* **Task goal**
Where does the string "JSON" appear in the records? Copy every line that contains it.

* **Material**
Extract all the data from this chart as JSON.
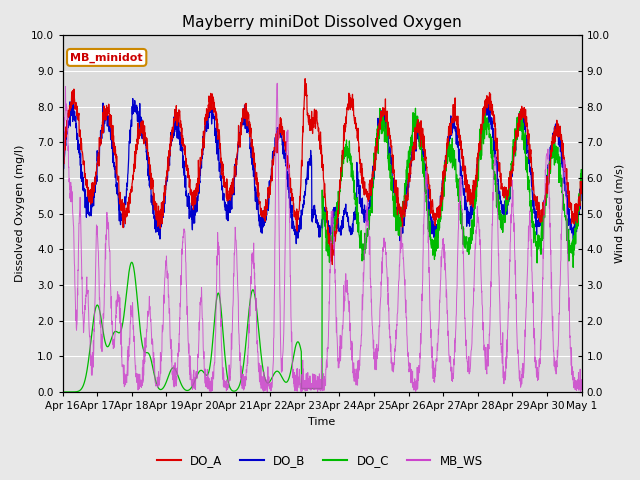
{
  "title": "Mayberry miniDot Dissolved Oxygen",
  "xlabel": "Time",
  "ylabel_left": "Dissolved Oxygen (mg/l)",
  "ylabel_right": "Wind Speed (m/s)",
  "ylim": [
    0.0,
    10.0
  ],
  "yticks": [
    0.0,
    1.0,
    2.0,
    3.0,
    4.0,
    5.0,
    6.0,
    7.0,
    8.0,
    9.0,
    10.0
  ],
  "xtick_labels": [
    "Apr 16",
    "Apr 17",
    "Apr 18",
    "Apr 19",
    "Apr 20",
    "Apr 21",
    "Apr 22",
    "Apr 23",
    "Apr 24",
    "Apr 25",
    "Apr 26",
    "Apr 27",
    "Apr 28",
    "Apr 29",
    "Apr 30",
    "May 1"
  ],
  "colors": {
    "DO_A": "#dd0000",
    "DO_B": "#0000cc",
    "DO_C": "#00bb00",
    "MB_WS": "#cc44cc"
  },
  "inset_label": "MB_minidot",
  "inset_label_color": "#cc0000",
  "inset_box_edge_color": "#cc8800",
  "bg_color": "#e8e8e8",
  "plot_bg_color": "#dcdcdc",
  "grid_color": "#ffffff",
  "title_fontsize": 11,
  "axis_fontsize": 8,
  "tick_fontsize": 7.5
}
---
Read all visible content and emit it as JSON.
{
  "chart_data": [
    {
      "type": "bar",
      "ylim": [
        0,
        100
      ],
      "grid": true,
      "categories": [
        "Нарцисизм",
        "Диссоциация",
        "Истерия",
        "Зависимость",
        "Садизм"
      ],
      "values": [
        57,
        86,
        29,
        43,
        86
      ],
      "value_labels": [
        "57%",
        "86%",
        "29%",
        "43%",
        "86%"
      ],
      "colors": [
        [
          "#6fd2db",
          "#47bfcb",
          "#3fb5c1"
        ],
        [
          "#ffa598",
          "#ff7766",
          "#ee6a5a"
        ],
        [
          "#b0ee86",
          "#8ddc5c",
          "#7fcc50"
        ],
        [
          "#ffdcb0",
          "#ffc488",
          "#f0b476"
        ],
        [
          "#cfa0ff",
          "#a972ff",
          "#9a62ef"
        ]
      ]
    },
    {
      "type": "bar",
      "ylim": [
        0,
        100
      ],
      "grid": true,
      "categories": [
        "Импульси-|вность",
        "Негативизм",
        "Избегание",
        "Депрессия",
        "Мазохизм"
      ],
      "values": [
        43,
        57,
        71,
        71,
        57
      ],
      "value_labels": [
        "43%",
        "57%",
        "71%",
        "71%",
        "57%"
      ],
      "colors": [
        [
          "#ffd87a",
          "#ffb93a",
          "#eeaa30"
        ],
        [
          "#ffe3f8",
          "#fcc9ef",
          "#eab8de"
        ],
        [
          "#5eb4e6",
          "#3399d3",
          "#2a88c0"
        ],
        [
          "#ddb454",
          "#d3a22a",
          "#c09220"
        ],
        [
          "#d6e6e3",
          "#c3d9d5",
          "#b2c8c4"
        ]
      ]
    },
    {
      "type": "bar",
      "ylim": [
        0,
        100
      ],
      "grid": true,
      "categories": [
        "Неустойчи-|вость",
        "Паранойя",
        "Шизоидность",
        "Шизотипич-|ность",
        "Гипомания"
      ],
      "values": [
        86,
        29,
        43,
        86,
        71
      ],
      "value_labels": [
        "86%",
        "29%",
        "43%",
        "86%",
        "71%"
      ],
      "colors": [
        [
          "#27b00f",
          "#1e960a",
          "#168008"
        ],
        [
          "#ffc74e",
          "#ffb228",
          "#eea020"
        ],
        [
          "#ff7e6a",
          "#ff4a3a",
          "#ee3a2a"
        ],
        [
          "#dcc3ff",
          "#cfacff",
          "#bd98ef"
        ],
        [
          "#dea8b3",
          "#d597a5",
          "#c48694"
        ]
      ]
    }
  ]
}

* **Output for this exercise**
Extract all the data from this chart as JSON.
Read all visible content and emit it as JSON.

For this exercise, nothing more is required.